## Instructions to follow
For the data that follows, report how many lines contain the word "body", and nothing else.

#### Provided data

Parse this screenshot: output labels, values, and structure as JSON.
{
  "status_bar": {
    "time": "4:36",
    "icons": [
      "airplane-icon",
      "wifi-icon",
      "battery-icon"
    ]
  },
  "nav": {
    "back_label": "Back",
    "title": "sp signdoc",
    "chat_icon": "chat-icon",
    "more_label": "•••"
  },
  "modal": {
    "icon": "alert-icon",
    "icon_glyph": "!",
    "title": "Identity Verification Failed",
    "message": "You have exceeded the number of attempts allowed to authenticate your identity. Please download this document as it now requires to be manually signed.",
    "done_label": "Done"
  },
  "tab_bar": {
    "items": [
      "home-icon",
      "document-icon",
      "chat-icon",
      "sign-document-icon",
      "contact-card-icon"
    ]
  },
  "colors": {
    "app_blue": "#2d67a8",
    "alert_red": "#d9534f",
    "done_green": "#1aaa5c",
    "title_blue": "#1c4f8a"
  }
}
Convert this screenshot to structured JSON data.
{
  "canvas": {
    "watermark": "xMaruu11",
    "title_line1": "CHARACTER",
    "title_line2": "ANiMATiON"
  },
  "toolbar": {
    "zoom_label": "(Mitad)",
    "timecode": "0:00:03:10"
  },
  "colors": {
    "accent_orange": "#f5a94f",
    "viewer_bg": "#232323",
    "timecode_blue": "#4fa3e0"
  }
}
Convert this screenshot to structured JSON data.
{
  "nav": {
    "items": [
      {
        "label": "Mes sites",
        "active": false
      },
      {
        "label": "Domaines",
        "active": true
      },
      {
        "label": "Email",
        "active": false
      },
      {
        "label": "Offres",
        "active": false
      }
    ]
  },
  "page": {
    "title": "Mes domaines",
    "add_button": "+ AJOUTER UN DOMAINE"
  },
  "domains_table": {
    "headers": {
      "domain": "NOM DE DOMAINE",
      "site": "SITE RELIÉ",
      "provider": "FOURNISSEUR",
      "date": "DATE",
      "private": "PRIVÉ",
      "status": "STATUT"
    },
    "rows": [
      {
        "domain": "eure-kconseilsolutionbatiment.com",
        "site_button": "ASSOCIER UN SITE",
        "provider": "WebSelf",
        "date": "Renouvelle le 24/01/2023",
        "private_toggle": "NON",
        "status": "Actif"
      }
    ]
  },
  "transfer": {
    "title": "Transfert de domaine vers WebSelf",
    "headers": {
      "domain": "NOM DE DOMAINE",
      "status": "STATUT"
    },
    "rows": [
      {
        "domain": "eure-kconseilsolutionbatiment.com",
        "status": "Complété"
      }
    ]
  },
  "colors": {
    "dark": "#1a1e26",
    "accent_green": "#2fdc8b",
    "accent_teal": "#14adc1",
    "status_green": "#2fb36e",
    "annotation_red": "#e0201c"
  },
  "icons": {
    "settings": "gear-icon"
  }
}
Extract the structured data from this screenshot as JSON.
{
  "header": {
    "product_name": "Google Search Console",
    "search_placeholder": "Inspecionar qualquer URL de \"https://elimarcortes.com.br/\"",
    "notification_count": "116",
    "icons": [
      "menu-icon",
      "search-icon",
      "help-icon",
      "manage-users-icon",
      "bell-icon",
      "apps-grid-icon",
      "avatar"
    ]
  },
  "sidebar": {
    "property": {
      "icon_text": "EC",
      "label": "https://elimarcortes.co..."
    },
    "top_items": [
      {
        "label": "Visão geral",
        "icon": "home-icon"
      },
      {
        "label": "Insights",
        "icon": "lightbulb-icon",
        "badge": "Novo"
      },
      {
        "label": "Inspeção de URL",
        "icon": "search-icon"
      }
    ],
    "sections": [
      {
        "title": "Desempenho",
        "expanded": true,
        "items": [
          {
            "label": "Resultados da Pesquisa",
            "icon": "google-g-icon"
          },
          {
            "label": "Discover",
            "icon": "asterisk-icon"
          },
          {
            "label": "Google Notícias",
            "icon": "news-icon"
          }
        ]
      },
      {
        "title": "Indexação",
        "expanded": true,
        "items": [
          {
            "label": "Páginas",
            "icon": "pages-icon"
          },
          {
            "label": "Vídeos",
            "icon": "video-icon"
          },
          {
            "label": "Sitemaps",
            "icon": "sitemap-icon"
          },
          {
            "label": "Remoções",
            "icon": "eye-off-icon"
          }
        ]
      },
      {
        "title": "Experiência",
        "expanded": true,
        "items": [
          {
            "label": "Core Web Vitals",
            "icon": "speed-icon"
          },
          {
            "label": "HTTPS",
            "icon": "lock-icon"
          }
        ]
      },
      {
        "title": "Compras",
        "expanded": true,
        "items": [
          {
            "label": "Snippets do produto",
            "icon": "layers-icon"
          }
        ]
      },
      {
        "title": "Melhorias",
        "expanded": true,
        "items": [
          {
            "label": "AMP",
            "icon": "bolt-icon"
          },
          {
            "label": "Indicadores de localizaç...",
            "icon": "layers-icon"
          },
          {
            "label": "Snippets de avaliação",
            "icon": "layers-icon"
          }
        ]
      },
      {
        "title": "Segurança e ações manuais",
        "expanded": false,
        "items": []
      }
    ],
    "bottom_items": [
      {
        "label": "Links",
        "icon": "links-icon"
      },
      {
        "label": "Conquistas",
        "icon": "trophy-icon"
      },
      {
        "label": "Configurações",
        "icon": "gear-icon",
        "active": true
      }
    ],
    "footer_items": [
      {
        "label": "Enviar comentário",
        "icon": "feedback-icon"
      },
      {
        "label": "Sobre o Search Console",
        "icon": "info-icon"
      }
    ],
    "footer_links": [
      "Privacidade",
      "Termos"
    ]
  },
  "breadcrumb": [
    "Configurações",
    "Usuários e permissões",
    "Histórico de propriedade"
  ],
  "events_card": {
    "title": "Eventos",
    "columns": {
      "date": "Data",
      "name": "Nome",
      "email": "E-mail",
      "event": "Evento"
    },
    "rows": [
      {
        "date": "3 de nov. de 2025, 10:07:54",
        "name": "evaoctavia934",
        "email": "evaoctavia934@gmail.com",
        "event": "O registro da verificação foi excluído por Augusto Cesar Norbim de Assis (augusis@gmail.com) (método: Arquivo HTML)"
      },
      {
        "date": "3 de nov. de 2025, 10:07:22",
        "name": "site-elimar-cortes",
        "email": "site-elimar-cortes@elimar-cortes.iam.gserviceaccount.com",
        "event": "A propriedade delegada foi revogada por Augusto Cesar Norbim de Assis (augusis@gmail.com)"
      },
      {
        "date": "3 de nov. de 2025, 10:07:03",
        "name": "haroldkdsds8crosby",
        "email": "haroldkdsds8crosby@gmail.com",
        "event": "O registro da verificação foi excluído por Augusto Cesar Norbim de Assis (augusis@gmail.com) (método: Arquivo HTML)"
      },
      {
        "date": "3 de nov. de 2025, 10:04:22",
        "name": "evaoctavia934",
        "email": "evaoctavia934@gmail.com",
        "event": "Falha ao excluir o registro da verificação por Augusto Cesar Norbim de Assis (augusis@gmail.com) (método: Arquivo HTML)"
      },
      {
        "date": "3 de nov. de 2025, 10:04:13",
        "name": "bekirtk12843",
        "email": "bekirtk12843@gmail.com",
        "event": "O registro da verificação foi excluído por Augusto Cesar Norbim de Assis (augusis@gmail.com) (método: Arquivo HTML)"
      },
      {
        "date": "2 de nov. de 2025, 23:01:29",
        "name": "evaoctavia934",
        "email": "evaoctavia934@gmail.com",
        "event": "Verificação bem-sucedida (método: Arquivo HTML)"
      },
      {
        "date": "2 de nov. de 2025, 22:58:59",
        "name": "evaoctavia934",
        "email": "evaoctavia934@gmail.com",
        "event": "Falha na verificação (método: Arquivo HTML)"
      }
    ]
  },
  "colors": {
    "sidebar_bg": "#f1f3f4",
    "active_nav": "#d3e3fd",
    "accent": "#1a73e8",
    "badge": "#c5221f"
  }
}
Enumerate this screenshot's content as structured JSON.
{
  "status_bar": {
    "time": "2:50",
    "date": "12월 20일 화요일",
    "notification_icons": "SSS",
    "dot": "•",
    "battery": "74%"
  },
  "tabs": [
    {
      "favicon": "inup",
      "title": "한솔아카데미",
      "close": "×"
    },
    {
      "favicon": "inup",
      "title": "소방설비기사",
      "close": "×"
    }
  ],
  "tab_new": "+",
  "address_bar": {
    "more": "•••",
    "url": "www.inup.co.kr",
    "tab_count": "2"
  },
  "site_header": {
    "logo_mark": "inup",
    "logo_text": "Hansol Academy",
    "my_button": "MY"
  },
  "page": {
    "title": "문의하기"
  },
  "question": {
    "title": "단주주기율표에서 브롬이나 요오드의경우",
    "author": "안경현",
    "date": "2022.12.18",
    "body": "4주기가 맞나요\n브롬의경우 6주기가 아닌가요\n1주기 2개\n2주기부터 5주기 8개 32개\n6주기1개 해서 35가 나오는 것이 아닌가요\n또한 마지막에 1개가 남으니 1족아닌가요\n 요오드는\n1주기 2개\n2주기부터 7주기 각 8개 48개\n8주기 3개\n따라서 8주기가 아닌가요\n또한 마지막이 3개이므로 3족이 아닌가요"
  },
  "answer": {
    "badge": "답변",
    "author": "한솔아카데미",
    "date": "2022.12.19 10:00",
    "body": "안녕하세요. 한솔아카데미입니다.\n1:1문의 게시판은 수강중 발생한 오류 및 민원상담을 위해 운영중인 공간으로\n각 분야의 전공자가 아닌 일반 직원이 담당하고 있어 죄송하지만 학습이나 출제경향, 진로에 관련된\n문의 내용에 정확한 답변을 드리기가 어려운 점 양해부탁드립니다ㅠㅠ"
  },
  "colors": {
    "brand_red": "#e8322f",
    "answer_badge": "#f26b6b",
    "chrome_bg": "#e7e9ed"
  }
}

########

## Answer to the problem
2